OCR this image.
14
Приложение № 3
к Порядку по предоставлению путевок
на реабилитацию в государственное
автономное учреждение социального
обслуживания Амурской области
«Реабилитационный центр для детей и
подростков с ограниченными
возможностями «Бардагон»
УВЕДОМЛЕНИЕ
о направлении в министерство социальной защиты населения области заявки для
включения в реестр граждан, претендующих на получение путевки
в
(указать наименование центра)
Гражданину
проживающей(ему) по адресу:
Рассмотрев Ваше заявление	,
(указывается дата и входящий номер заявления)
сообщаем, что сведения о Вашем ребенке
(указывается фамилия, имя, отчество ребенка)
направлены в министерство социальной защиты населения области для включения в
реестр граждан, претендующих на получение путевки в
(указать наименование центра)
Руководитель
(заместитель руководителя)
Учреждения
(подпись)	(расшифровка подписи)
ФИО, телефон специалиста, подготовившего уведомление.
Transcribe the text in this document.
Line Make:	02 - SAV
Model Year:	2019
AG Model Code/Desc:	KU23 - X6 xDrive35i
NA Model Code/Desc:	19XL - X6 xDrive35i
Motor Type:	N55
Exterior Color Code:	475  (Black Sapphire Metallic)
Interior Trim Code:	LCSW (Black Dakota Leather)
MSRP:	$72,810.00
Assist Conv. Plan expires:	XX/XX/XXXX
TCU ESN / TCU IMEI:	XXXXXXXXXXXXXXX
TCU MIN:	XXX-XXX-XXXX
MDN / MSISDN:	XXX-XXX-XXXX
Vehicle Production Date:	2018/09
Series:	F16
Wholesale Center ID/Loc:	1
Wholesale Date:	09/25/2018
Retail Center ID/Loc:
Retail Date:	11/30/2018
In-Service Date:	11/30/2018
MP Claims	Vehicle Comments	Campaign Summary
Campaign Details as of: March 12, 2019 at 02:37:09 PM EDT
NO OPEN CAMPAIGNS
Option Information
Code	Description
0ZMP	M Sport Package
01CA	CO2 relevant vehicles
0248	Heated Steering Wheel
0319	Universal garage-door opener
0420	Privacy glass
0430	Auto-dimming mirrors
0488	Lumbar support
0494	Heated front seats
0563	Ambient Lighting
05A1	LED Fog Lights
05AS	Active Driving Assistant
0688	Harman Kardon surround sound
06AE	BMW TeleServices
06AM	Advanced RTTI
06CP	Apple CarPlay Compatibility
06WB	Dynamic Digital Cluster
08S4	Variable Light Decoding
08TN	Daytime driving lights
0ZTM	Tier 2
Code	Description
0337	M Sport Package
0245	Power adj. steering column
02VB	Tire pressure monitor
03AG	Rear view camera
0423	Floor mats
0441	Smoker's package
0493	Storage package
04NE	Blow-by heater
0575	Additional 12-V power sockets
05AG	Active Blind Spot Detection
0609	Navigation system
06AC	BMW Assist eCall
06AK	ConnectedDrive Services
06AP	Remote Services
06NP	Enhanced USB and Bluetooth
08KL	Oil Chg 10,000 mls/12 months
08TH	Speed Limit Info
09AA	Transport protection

:::::

## WHAT YOU HAVE TO DO
Each record should come back exactly as written.

## WRITTEN ANSWER
OCR this image.
14
Приложение № 3
к Порядку по предоставлению путевок
на реабилитацию в государственное
автономное учреждение социального
обслуживания Амурской области
«Реабилитационный центр для детей и
подростков с ограниченными
возможностями «Бардагон»
УВЕДОМЛЕНИЕ
о направлении в министерство социальной защиты населения области заявки для
включения в реестр граждан, претендующих на получение путевки
в
(указать наименование центра)
Гражданину
проживающей(ему) по адресу:
Рассмотрев Ваше заявление	,
(указывается дата и входящий номер заявления)
сообщаем, что сведения о Вашем ребенке
(указывается фамилия, имя, отчество ребенка)
направлены в министерство социальной защиты населения области для включения в
реестр граждан, претендующих на получение путевки в
(указать наименование центра)
Руководитель
(заместитель руководителя)
Учреждения
(подпись)	(расшифровка подписи)
ФИО, телефон специалиста, подготовившего уведомление.
Transcribe the text in this document.
Line Make:	02 - SAV
Model Year:	2019
AG Model Code/Desc:	KU23 - X6 xDrive35i
NA Model Code/Desc:	19XL - X6 xDrive35i
Motor Type:	N55
Exterior Color Code:	475  (Black Sapphire Metallic)
Interior Trim Code:	LCSW (Black Dakota Leather)
MSRP:	$72,810.00
Assist Conv. Plan expires:	XX/XX/XXXX
TCU ESN / TCU IMEI:	XXXXXXXXXXXXXXX
TCU MIN:	XXX-XXX-XXXX
MDN / MSISDN:	XXX-XXX-XXXX
Vehicle Production Date:	2018/09
Series:	F16
Wholesale Center ID/Loc:	1
Wholesale Date:	09/25/2018
Retail Center ID/Loc:
Retail Date:	11/30/2018
In-Service Date:	11/30/2018
MP Claims	Vehicle Comments	Campaign Summary
Campaign Details as of: March 12, 2019 at 02:37:09 PM EDT
NO OPEN CAMPAIGNS
Option Information
Code	Description
0ZMP	M Sport Package
01CA	CO2 relevant vehicles
0248	Heated Steering Wheel
0319	Universal garage-door opener
0420	Privacy glass
0430	Auto-dimming mirrors
0488	Lumbar support
0494	Heated front seats
0563	Ambient Lighting
05A1	LED Fog Lights
05AS	Active Driving Assistant
0688	Harman Kardon surround sound
06AE	BMW TeleServices
06AM	Advanced RTTI
06CP	Apple CarPlay Compatibility
06WB	Dynamic Digital Cluster
08S4	Variable Light Decoding
08TN	Daytime driving lights
0ZTM	Tier 2
Code	Description
0337	M Sport Package
0245	Power adj. steering column
02VB	Tire pressure monitor
03AG	Rear view camera
0423	Floor mats
0441	Smoker's package
0493	Storage package
04NE	Blow-by heater
0575	Additional 12-V power sockets
05AG	Active Blind Spot Detection
0609	Navigation system
06AC	BMW Assist eCall
06AK	ConnectedDrive Services
06AP	Remote Services
06NP	Enhanced USB and Bluetooth
08KL	Oil Chg 10,000 mls/12 months
08TH	Speed Limit Info
09AA	Transport protection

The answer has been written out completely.